#### What you have to do:
Write the records below out in full, character for character, with no pictures.

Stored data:
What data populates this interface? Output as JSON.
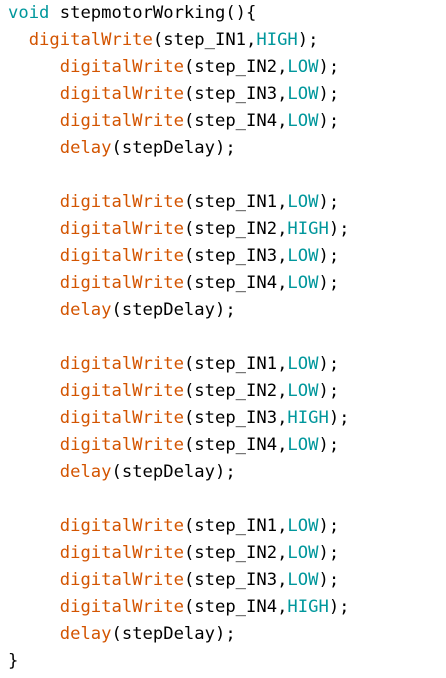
{
  "code": {
    "lines": [
      {
        "indent": "",
        "tokens": [
          {
            "t": "kw",
            "v": "void"
          },
          {
            "t": "plain",
            "v": " stepmotorWorking(){"
          }
        ]
      },
      {
        "indent": "  ",
        "tokens": [
          {
            "t": "fn",
            "v": "digitalWrite"
          },
          {
            "t": "plain",
            "v": "(step_IN1,"
          },
          {
            "t": "const",
            "v": "HIGH"
          },
          {
            "t": "plain",
            "v": ");"
          }
        ]
      },
      {
        "indent": "     ",
        "tokens": [
          {
            "t": "fn",
            "v": "digitalWrite"
          },
          {
            "t": "plain",
            "v": "(step_IN2,"
          },
          {
            "t": "const",
            "v": "LOW"
          },
          {
            "t": "plain",
            "v": ");"
          }
        ]
      },
      {
        "indent": "     ",
        "tokens": [
          {
            "t": "fn",
            "v": "digitalWrite"
          },
          {
            "t": "plain",
            "v": "(step_IN3,"
          },
          {
            "t": "const",
            "v": "LOW"
          },
          {
            "t": "plain",
            "v": ");"
          }
        ]
      },
      {
        "indent": "     ",
        "tokens": [
          {
            "t": "fn",
            "v": "digitalWrite"
          },
          {
            "t": "plain",
            "v": "(step_IN4,"
          },
          {
            "t": "const",
            "v": "LOW"
          },
          {
            "t": "plain",
            "v": ");"
          }
        ]
      },
      {
        "indent": "     ",
        "tokens": [
          {
            "t": "fn",
            "v": "delay"
          },
          {
            "t": "plain",
            "v": "(stepDelay);"
          }
        ]
      },
      {
        "indent": "",
        "tokens": []
      },
      {
        "indent": "     ",
        "tokens": [
          {
            "t": "fn",
            "v": "digitalWrite"
          },
          {
            "t": "plain",
            "v": "(step_IN1,"
          },
          {
            "t": "const",
            "v": "LOW"
          },
          {
            "t": "plain",
            "v": ");"
          }
        ]
      },
      {
        "indent": "     ",
        "tokens": [
          {
            "t": "fn",
            "v": "digitalWrite"
          },
          {
            "t": "plain",
            "v": "(step_IN2,"
          },
          {
            "t": "const",
            "v": "HIGH"
          },
          {
            "t": "plain",
            "v": ");"
          }
        ]
      },
      {
        "indent": "     ",
        "tokens": [
          {
            "t": "fn",
            "v": "digitalWrite"
          },
          {
            "t": "plain",
            "v": "(step_IN3,"
          },
          {
            "t": "const",
            "v": "LOW"
          },
          {
            "t": "plain",
            "v": ");"
          }
        ]
      },
      {
        "indent": "     ",
        "tokens": [
          {
            "t": "fn",
            "v": "digitalWrite"
          },
          {
            "t": "plain",
            "v": "(step_IN4,"
          },
          {
            "t": "const",
            "v": "LOW"
          },
          {
            "t": "plain",
            "v": ");"
          }
        ]
      },
      {
        "indent": "     ",
        "tokens": [
          {
            "t": "fn",
            "v": "delay"
          },
          {
            "t": "plain",
            "v": "(stepDelay);"
          }
        ]
      },
      {
        "indent": "",
        "tokens": []
      },
      {
        "indent": "     ",
        "tokens": [
          {
            "t": "fn",
            "v": "digitalWrite"
          },
          {
            "t": "plain",
            "v": "(step_IN1,"
          },
          {
            "t": "const",
            "v": "LOW"
          },
          {
            "t": "plain",
            "v": ");"
          }
        ]
      },
      {
        "indent": "     ",
        "tokens": [
          {
            "t": "fn",
            "v": "digitalWrite"
          },
          {
            "t": "plain",
            "v": "(step_IN2,"
          },
          {
            "t": "const",
            "v": "LOW"
          },
          {
            "t": "plain",
            "v": ");"
          }
        ]
      },
      {
        "indent": "     ",
        "tokens": [
          {
            "t": "fn",
            "v": "digitalWrite"
          },
          {
            "t": "plain",
            "v": "(step_IN3,"
          },
          {
            "t": "const",
            "v": "HIGH"
          },
          {
            "t": "plain",
            "v": ");"
          }
        ]
      },
      {
        "indent": "     ",
        "tokens": [
          {
            "t": "fn",
            "v": "digitalWrite"
          },
          {
            "t": "plain",
            "v": "(step_IN4,"
          },
          {
            "t": "const",
            "v": "LOW"
          },
          {
            "t": "plain",
            "v": ");"
          }
        ]
      },
      {
        "indent": "     ",
        "tokens": [
          {
            "t": "fn",
            "v": "delay"
          },
          {
            "t": "plain",
            "v": "(stepDelay);"
          }
        ]
      },
      {
        "indent": "",
        "tokens": []
      },
      {
        "indent": "     ",
        "tokens": [
          {
            "t": "fn",
            "v": "digitalWrite"
          },
          {
            "t": "plain",
            "v": "(step_IN1,"
          },
          {
            "t": "const",
            "v": "LOW"
          },
          {
            "t": "plain",
            "v": ");"
          }
        ]
      },
      {
        "indent": "     ",
        "tokens": [
          {
            "t": "fn",
            "v": "digitalWrite"
          },
          {
            "t": "plain",
            "v": "(step_IN2,"
          },
          {
            "t": "const",
            "v": "LOW"
          },
          {
            "t": "plain",
            "v": ");"
          }
        ]
      },
      {
        "indent": "     ",
        "tokens": [
          {
            "t": "fn",
            "v": "digitalWrite"
          },
          {
            "t": "plain",
            "v": "(step_IN3,"
          },
          {
            "t": "const",
            "v": "LOW"
          },
          {
            "t": "plain",
            "v": ");"
          }
        ]
      },
      {
        "indent": "     ",
        "tokens": [
          {
            "t": "fn",
            "v": "digitalWrite"
          },
          {
            "t": "plain",
            "v": "(step_IN4,"
          },
          {
            "t": "const",
            "v": "HIGH"
          },
          {
            "t": "plain",
            "v": ");"
          }
        ]
      },
      {
        "indent": "     ",
        "tokens": [
          {
            "t": "fn",
            "v": "delay"
          },
          {
            "t": "plain",
            "v": "(stepDelay);"
          }
        ]
      },
      {
        "indent": "",
        "tokens": [
          {
            "t": "plain",
            "v": "}"
          }
        ]
      }
    ]
  },
  "colors": {
    "keyword": "#00979c",
    "function": "#d35400",
    "constant": "#00979c",
    "text": "#000000",
    "background": "#ffffff"
  }
}
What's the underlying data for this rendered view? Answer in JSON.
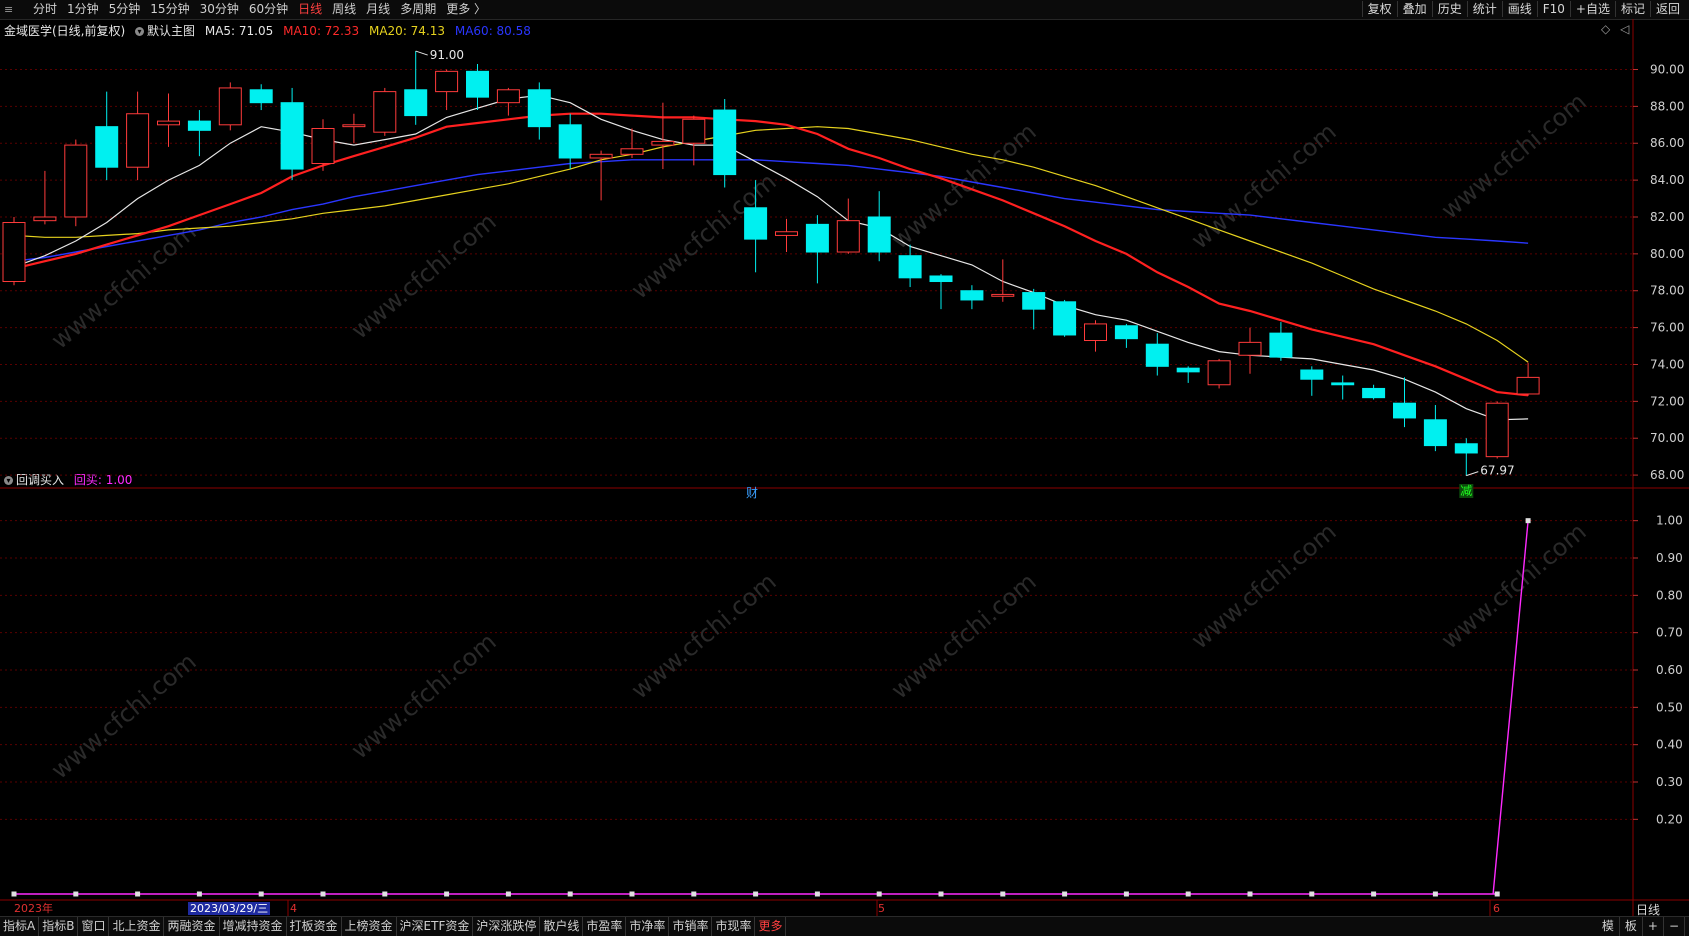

#### In response:
What data populates this interface? Output as JSON.
{
  "code": {
    "lines": [
      {
        "indent": "",
        "tokens": [
          {
            "t": "kw",
            "v": "void"
          },
          {
            "t": "plain",
            "v": " stepmotorWorking(){"
          }
        ]
      },
      {
        "indent": "  ",
        "tokens": [
          {
            "t": "fn",
            "v": "digitalWrite"
          },
          {
            "t": "plain",
            "v": "(step_IN1,"
          },
          {
            "t": "const",
            "v": "HIGH"
          },
          {
            "t": "plain",
            "v": ");"
          }
        ]
      },
      {
        "indent": "     ",
        "tokens": [
          {
            "t": "fn",
            "v": "digitalWrite"
          },
          {
            "t": "plain",
            "v": "(step_IN2,"
          },
          {
            "t": "const",
            "v": "LOW"
          },
          {
            "t": "plain",
            "v": ");"
          }
        ]
      },
      {
        "indent": "     ",
        "tokens": [
          {
            "t": "fn",
            "v": "digitalWrite"
          },
          {
            "t": "plain",
            "v": "(step_IN3,"
          },
          {
            "t": "const",
            "v": "LOW"
          },
          {
            "t": "plain",
            "v": ");"
          }
        ]
      },
      {
        "indent": "     ",
        "tokens": [
          {
            "t": "fn",
            "v": "digitalWrite"
          },
          {
            "t": "plain",
            "v": "(step_IN4,"
          },
          {
            "t": "const",
            "v": "LOW"
          },
          {
            "t": "plain",
            "v": ");"
          }
        ]
      },
      {
        "indent": "     ",
        "tokens": [
          {
            "t": "fn",
            "v": "delay"
          },
          {
            "t": "plain",
            "v": "(stepDelay);"
          }
        ]
      },
      {
        "indent": "",
        "tokens": []
      },
      {
        "indent": "     ",
        "tokens": [
          {
            "t": "fn",
            "v": "digitalWrite"
          },
          {
            "t": "plain",
            "v": "(step_IN1,"
          },
          {
            "t": "const",
            "v": "LOW"
          },
          {
            "t": "plain",
            "v": ");"
          }
        ]
      },
      {
        "indent": "     ",
        "tokens": [
          {
            "t": "fn",
            "v": "digitalWrite"
          },
          {
            "t": "plain",
            "v": "(step_IN2,"
          },
          {
            "t": "const",
            "v": "HIGH"
          },
          {
            "t": "plain",
            "v": ");"
          }
        ]
      },
      {
        "indent": "     ",
        "tokens": [
          {
            "t": "fn",
            "v": "digitalWrite"
          },
          {
            "t": "plain",
            "v": "(step_IN3,"
          },
          {
            "t": "const",
            "v": "LOW"
          },
          {
            "t": "plain",
            "v": ");"
          }
        ]
      },
      {
        "indent": "     ",
        "tokens": [
          {
            "t": "fn",
            "v": "digitalWrite"
          },
          {
            "t": "plain",
            "v": "(step_IN4,"
          },
          {
            "t": "const",
            "v": "LOW"
          },
          {
            "t": "plain",
            "v": ");"
          }
        ]
      },
      {
        "indent": "     ",
        "tokens": [
          {
            "t": "fn",
            "v": "delay"
          },
          {
            "t": "plain",
            "v": "(stepDelay);"
          }
        ]
      },
      {
        "indent": "",
        "tokens": []
      },
      {
        "indent": "     ",
        "tokens": [
          {
            "t": "fn",
            "v": "digitalWrite"
          },
          {
            "t": "plain",
            "v": "(step_IN1,"
          },
          {
            "t": "const",
            "v": "LOW"
          },
          {
            "t": "plain",
            "v": ");"
          }
        ]
      },
      {
        "indent": "     ",
        "tokens": [
          {
            "t": "fn",
            "v": "digitalWrite"
          },
          {
            "t": "plain",
            "v": "(step_IN2,"
          },
          {
            "t": "const",
            "v": "LOW"
          },
          {
            "t": "plain",
            "v": ");"
          }
        ]
      },
      {
        "indent": "     ",
        "tokens": [
          {
            "t": "fn",
            "v": "digitalWrite"
          },
          {
            "t": "plain",
            "v": "(step_IN3,"
          },
          {
            "t": "const",
            "v": "HIGH"
          },
          {
            "t": "plain",
            "v": ");"
          }
        ]
      },
      {
        "indent": "     ",
        "tokens": [
          {
            "t": "fn",
            "v": "digitalWrite"
          },
          {
            "t": "plain",
            "v": "(step_IN4,"
          },
          {
            "t": "const",
            "v": "LOW"
          },
          {
            "t": "plain",
            "v": ");"
          }
        ]
      },
      {
        "indent": "     ",
        "tokens": [
          {
            "t": "fn",
            "v": "delay"
          },
          {
            "t": "plain",
            "v": "(stepDelay);"
          }
        ]
      },
      {
        "indent": "",
        "tokens": []
      },
      {
        "indent": "     ",
        "tokens": [
          {
            "t": "fn",
            "v": "digitalWrite"
          },
          {
            "t": "plain",
            "v": "(step_IN1,"
          },
          {
            "t": "const",
            "v": "LOW"
          },
          {
            "t": "plain",
            "v": ");"
          }
        ]
      },
      {
        "indent": "     ",
        "tokens": [
          {
            "t": "fn",
            "v": "digitalWrite"
          },
          {
            "t": "plain",
            "v": "(step_IN2,"
          },
          {
            "t": "const",
            "v": "LOW"
          },
          {
            "t": "plain",
            "v": ");"
          }
        ]
      },
      {
        "indent": "     ",
        "tokens": [
          {
            "t": "fn",
            "v": "digitalWrite"
          },
          {
            "t": "plain",
            "v": "(step_IN3,"
          },
          {
            "t": "const",
            "v": "LOW"
          },
          {
            "t": "plain",
            "v": ");"
          }
        ]
      },
      {
        "indent": "     ",
        "tokens": [
          {
            "t": "fn",
            "v": "digitalWrite"
          },
          {
            "t": "plain",
            "v": "(step_IN4,"
          },
          {
            "t": "const",
            "v": "HIGH"
          },
          {
            "t": "plain",
            "v": ");"
          }
        ]
      },
      {
        "indent": "     ",
        "tokens": [
          {
            "t": "fn",
            "v": "delay"
          },
          {
            "t": "plain",
            "v": "(stepDelay);"
          }
        ]
      },
      {
        "indent": "",
        "tokens": [
          {
            "t": "plain",
            "v": "}"
          }
        ]
      }
    ]
  },
  "colors": {
    "keyword": "#00979c",
    "function": "#d35400",
    "constant": "#00979c",
    "text": "#000000",
    "background": "#ffffff"
  }
}
What's the underlying data for this rendered view? Answer in JSON.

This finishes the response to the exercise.